(Recorded data)
○ ○ ○ ○ ○

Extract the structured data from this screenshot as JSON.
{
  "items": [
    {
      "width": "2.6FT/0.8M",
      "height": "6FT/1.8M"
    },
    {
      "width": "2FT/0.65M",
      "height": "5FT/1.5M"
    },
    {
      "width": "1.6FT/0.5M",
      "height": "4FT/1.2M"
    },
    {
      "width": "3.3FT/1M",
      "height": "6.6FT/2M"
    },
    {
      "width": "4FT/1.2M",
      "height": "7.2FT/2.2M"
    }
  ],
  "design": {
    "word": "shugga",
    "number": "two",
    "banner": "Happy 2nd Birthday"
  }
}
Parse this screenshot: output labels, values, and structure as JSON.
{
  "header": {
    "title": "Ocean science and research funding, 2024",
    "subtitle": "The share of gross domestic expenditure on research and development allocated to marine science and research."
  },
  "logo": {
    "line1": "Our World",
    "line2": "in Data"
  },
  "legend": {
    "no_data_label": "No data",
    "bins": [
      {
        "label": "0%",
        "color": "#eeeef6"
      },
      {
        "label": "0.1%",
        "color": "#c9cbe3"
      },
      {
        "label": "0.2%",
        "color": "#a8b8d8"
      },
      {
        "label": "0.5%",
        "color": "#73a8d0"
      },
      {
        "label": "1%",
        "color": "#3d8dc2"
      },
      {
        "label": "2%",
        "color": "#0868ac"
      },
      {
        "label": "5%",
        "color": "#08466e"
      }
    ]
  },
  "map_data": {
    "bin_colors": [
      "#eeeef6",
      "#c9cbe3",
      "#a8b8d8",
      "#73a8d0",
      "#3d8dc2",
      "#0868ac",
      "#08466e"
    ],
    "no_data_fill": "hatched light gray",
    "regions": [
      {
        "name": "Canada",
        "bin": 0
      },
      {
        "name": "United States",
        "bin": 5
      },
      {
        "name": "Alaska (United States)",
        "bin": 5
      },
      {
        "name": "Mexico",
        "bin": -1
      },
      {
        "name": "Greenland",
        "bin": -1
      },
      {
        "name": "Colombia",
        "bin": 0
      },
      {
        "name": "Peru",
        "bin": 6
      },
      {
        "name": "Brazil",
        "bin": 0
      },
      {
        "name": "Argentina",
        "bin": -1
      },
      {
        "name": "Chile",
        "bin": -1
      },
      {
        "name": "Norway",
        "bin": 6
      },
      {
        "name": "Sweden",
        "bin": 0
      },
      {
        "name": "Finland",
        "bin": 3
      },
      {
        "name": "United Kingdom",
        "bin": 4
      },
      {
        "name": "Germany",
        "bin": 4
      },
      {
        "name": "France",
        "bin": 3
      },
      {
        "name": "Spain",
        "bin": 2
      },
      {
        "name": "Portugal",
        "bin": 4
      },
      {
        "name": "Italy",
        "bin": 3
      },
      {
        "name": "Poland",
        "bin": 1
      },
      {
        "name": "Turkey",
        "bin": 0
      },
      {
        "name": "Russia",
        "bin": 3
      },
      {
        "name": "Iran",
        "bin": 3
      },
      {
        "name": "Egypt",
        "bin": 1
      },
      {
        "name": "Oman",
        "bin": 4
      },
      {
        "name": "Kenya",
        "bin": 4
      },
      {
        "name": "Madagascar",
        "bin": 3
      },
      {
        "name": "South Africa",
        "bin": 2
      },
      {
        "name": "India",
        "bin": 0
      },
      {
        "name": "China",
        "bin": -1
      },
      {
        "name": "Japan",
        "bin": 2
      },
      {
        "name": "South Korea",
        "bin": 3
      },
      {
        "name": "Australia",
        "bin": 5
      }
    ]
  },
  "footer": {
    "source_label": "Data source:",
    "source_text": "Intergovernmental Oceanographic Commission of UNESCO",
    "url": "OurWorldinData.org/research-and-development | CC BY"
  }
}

○ ○ ○ ○ ○

§ Direction:
Reproduce every line of the material above exactly.

§ Solution for this exercise:
Extract the structured data from this screenshot as JSON.
{
  "items": [
    {
      "width": "2.6FT/0.8M",
      "height": "6FT/1.8M"
    },
    {
      "width": "2FT/0.65M",
      "height": "5FT/1.5M"
    },
    {
      "width": "1.6FT/0.5M",
      "height": "4FT/1.2M"
    },
    {
      "width": "3.3FT/1M",
      "height": "6.6FT/2M"
    },
    {
      "width": "4FT/1.2M",
      "height": "7.2FT/2.2M"
    }
  ],
  "design": {
    "word": "shugga",
    "number": "two",
    "banner": "Happy 2nd Birthday"
  }
}
Parse this screenshot: output labels, values, and structure as JSON.
{
  "header": {
    "title": "Ocean science and research funding, 2024",
    "subtitle": "The share of gross domestic expenditure on research and development allocated to marine science and research."
  },
  "logo": {
    "line1": "Our World",
    "line2": "in Data"
  },
  "legend": {
    "no_data_label": "No data",
    "bins": [
      {
        "label": "0%",
        "color": "#eeeef6"
      },
      {
        "label": "0.1%",
        "color": "#c9cbe3"
      },
      {
        "label": "0.2%",
        "color": "#a8b8d8"
      },
      {
        "label": "0.5%",
        "color": "#73a8d0"
      },
      {
        "label": "1%",
        "color": "#3d8dc2"
      },
      {
        "label": "2%",
        "color": "#0868ac"
      },
      {
        "label": "5%",
        "color": "#08466e"
      }
    ]
  },
  "map_data": {
    "bin_colors": [
      "#eeeef6",
      "#c9cbe3",
      "#a8b8d8",
      "#73a8d0",
      "#3d8dc2",
      "#0868ac",
      "#08466e"
    ],
    "no_data_fill": "hatched light gray",
    "regions": [
      {
        "name": "Canada",
        "bin": 0
      },
      {
        "name": "United States",
        "bin": 5
      },
      {
        "name": "Alaska (United States)",
        "bin": 5
      },
      {
        "name": "Mexico",
        "bin": -1
      },
      {
        "name": "Greenland",
        "bin": -1
      },
      {
        "name": "Colombia",
        "bin": 0
      },
      {
        "name": "Peru",
        "bin": 6
      },
      {
        "name": "Brazil",
        "bin": 0
      },
      {
        "name": "Argentina",
        "bin": -1
      },
      {
        "name": "Chile",
        "bin": -1
      },
      {
        "name": "Norway",
        "bin": 6
      },
      {
        "name": "Sweden",
        "bin": 0
      },
      {
        "name": "Finland",
        "bin": 3
      },
      {
        "name": "United Kingdom",
        "bin": 4
      },
      {
        "name": "Germany",
        "bin": 4
      },
      {
        "name": "France",
        "bin": 3
      },
      {
        "name": "Spain",
        "bin": 2
      },
      {
        "name": "Portugal",
        "bin": 4
      },
      {
        "name": "Italy",
        "bin": 3
      },
      {
        "name": "Poland",
        "bin": 1
      },
      {
        "name": "Turkey",
        "bin": 0
      },
      {
        "name": "Russia",
        "bin": 3
      },
      {
        "name": "Iran",
        "bin": 3
      },
      {
        "name": "Egypt",
        "bin": 1
      },
      {
        "name": "Oman",
        "bin": 4
      },
      {
        "name": "Kenya",
        "bin": 4
      },
      {
        "name": "Madagascar",
        "bin": 3
      },
      {
        "name": "South Africa",
        "bin": 2
      },
      {
        "name": "India",
        "bin": 0
      },
      {
        "name": "China",
        "bin": -1
      },
      {
        "name": "Japan",
        "bin": 2
      },
      {
        "name": "South Korea",
        "bin": 3
      },
      {
        "name": "Australia",
        "bin": 5
      }
    ]
  },
  "footer": {
    "source_label": "Data source:",
    "source_text": "Intergovernmental Oceanographic Commission of UNESCO",
    "url": "OurWorldinData.org/research-and-development | CC BY"
  }
}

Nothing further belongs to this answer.